> [What you are asked to do]
For each line below that includes the word "médias", make a copy.

> [Records provided]
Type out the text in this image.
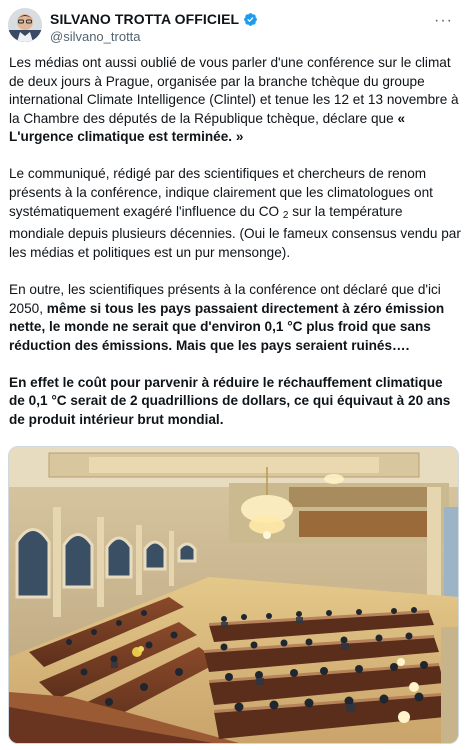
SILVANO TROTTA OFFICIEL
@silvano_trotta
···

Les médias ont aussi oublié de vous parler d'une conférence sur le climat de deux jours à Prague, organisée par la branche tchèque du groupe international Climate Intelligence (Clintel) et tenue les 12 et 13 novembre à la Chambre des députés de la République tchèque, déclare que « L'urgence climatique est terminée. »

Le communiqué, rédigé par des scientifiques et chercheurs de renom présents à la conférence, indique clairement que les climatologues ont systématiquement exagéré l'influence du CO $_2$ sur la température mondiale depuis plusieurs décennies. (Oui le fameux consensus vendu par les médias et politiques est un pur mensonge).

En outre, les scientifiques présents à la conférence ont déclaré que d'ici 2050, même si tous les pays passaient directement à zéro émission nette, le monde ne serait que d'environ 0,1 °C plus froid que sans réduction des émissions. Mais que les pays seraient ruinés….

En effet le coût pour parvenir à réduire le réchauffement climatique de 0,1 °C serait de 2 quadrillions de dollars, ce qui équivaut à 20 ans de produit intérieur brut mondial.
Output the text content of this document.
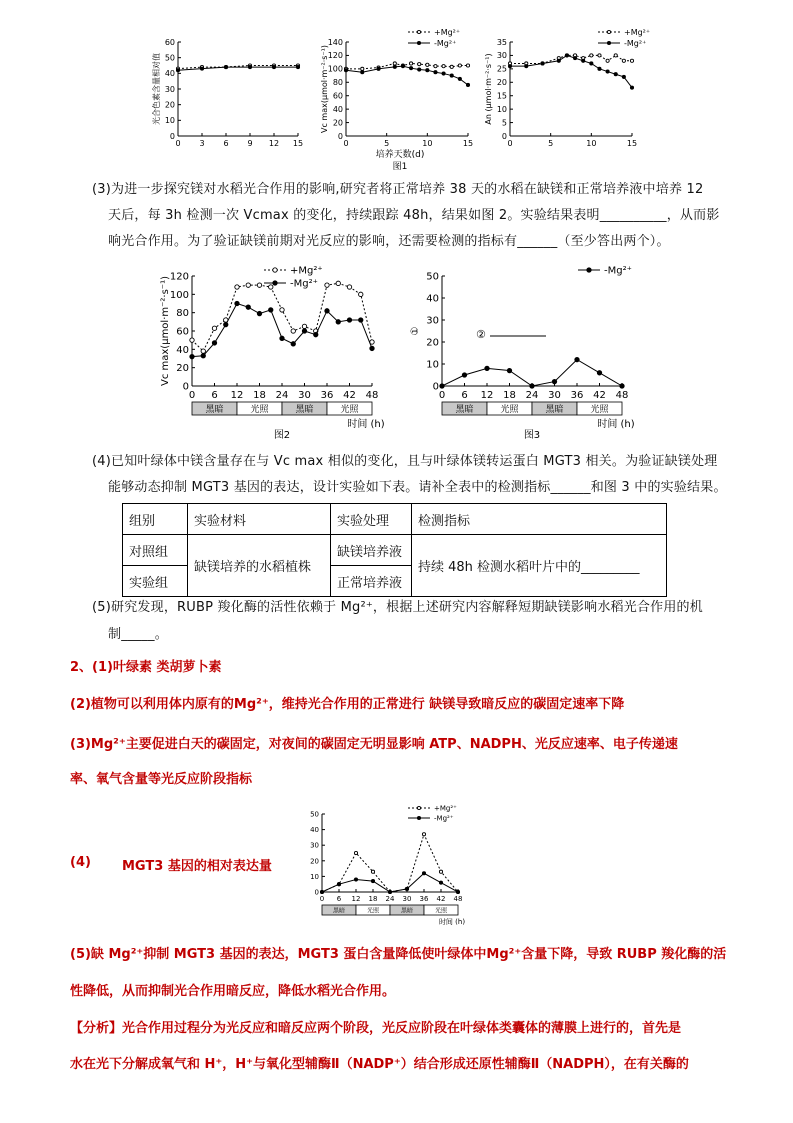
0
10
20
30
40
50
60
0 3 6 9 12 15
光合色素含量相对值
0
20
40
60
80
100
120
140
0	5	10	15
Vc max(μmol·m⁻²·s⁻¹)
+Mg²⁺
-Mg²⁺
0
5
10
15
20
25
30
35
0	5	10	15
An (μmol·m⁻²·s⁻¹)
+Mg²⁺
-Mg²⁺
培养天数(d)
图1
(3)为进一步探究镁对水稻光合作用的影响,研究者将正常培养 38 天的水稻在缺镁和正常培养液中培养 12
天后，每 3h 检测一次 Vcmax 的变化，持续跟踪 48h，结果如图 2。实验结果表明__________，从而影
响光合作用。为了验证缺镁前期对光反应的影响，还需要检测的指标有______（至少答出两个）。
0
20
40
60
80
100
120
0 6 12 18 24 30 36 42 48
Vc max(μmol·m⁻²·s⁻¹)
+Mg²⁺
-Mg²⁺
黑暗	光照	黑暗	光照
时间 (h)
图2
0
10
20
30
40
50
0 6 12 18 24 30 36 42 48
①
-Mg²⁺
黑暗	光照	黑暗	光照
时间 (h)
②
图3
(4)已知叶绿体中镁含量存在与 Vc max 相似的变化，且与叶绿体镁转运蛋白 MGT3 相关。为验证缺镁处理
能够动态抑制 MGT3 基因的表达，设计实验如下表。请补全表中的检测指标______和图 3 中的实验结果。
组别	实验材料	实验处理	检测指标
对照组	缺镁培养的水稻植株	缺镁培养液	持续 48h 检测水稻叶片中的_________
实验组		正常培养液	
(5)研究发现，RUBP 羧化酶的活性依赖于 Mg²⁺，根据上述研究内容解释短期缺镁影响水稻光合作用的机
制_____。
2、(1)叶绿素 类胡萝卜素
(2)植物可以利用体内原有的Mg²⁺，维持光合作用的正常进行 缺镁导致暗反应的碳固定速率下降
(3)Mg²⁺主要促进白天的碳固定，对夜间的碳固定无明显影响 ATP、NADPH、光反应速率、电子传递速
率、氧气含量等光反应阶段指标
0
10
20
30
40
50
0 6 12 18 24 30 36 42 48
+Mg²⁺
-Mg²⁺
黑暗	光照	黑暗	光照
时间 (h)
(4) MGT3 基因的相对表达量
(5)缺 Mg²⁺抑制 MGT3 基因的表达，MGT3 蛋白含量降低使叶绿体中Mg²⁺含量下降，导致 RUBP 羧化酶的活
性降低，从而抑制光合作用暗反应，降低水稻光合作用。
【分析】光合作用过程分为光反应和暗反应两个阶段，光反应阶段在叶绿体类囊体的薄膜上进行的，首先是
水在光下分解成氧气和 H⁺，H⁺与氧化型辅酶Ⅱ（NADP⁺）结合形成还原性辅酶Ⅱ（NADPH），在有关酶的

> [Exercise output]
Les médias ont aussi oublié de vous parler d'une conférence sur le climat de deux jours à Prague, organisée par la branche tchèque du groupe international Climate Intelligence (Clintel) et tenue les 12 et 13 novembre à la Chambre des députés de la République tchèque, déclare que « L'urgence climatique est terminée. »
Le communiqué, rédigé par des scientifiques et chercheurs de renom présents à la conférence, indique clairement que les climatologues ont systématiquement exagéré l'influence du CO $_2$ sur la température mondiale depuis plusieurs décennies. (Oui le fameux consensus vendu par les médias et politiques est un pur mensonge).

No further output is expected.